(Data for this exercise):

──────

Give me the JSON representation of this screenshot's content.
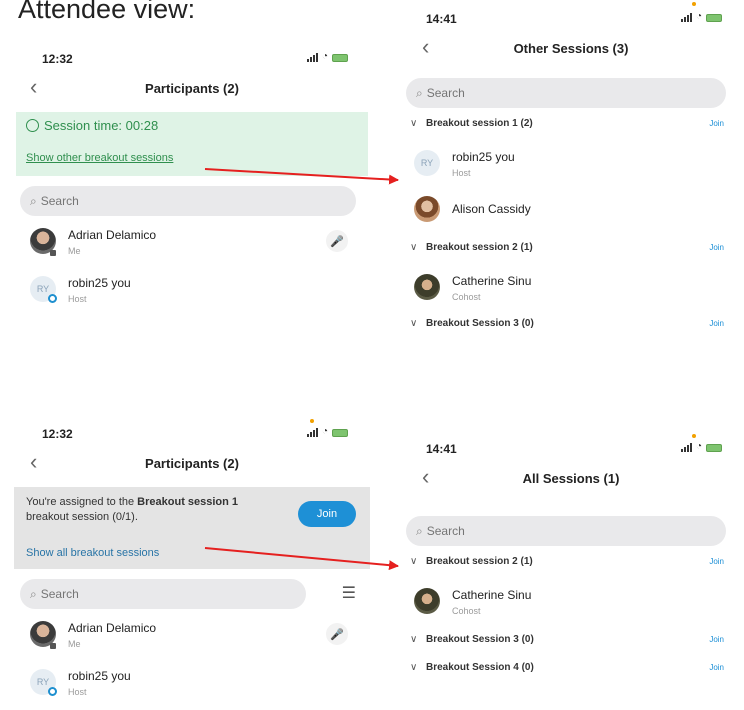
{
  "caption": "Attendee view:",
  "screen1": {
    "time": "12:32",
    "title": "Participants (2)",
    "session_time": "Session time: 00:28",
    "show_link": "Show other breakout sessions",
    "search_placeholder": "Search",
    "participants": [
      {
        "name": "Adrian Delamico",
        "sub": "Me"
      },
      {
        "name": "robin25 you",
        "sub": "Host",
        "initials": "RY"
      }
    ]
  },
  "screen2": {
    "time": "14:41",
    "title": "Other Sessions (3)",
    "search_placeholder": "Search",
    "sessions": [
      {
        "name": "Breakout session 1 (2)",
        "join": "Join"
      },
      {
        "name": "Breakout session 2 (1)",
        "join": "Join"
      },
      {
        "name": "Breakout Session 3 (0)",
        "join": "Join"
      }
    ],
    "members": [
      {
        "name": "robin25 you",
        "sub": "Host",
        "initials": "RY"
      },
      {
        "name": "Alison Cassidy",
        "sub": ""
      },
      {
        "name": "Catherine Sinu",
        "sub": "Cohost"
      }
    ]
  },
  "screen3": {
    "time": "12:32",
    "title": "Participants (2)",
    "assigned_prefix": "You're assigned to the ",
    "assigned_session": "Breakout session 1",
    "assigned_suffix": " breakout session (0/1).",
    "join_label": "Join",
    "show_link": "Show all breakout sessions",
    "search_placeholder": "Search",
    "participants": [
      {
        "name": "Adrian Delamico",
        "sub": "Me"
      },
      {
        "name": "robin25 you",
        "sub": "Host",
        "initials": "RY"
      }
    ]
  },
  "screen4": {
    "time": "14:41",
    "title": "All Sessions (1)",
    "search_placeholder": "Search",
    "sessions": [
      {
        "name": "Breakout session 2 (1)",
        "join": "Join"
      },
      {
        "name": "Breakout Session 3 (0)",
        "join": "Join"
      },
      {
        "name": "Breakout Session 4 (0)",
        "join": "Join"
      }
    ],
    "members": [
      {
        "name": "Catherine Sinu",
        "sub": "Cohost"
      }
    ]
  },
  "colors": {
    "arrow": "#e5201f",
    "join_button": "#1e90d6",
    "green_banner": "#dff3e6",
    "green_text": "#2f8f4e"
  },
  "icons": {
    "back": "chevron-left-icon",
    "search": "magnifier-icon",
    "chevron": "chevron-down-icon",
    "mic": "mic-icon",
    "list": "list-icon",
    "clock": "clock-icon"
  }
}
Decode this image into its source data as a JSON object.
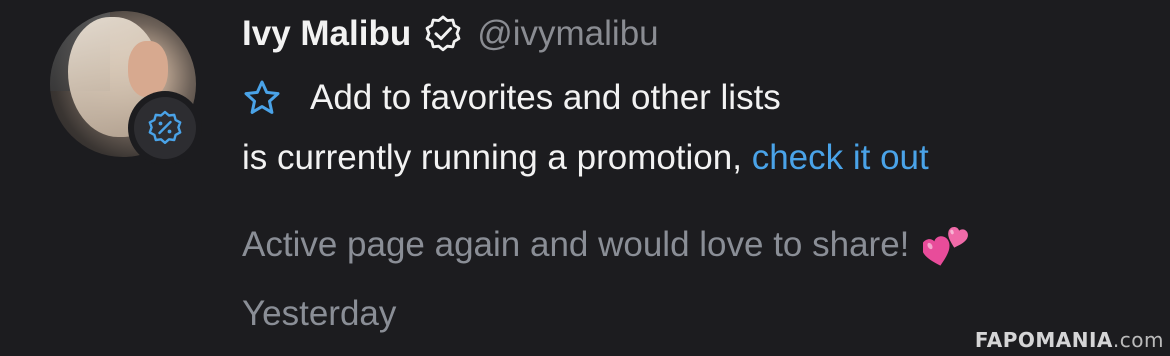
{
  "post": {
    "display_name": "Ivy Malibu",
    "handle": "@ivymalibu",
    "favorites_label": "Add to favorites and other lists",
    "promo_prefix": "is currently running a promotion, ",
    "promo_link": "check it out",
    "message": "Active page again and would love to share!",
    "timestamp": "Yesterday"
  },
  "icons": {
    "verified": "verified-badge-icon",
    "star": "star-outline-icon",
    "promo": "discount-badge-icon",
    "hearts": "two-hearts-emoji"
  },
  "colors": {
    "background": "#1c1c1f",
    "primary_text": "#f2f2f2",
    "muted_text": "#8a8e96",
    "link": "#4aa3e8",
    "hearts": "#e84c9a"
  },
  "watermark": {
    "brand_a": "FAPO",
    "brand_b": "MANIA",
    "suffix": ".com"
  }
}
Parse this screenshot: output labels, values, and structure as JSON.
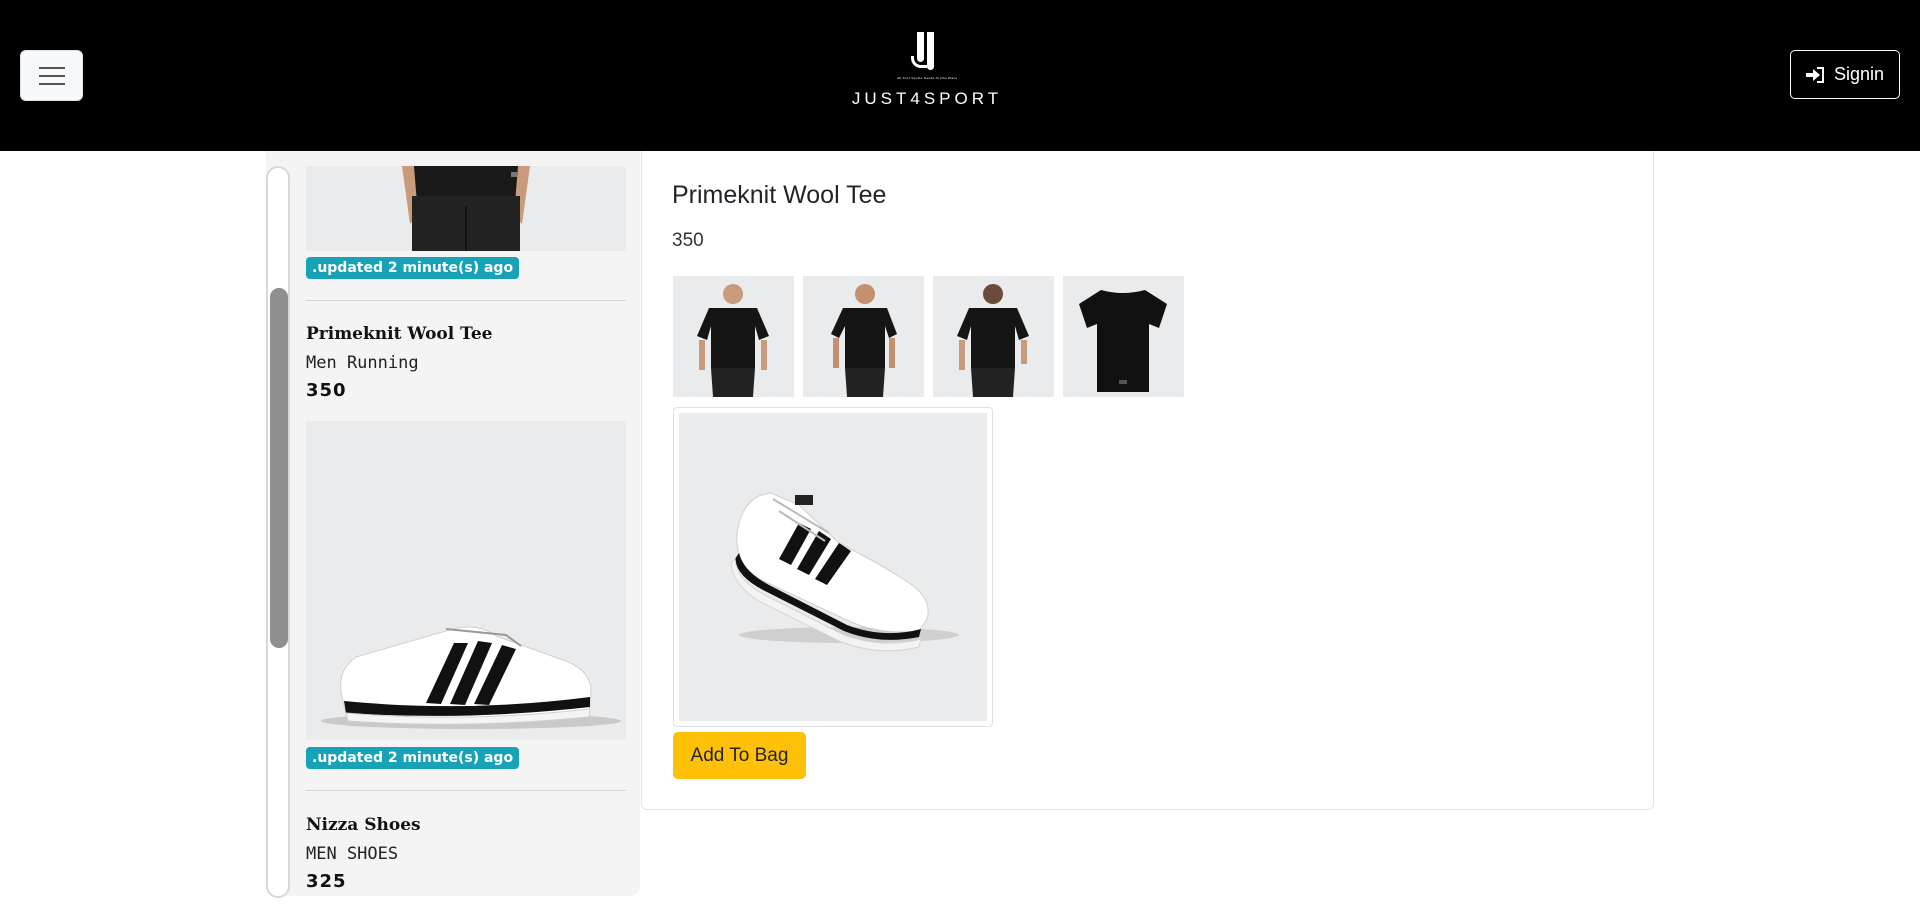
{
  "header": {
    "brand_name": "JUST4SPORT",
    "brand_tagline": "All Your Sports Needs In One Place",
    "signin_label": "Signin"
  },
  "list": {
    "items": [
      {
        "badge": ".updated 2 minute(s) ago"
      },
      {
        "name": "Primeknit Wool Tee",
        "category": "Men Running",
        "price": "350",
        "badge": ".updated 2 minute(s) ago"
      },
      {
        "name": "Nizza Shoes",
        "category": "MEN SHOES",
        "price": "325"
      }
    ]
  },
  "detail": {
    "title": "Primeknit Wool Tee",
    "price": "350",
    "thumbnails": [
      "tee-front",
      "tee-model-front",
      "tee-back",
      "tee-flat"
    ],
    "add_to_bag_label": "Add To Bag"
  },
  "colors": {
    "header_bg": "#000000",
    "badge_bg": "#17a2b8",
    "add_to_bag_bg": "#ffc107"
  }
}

──────

(Exercise objective):
Select all lines in the listing above where the word "Wool" appears, and show them.

(Answer to this task):
        "name": "Primeknit Wool Tee",
    "title": "Primeknit Wool Tee",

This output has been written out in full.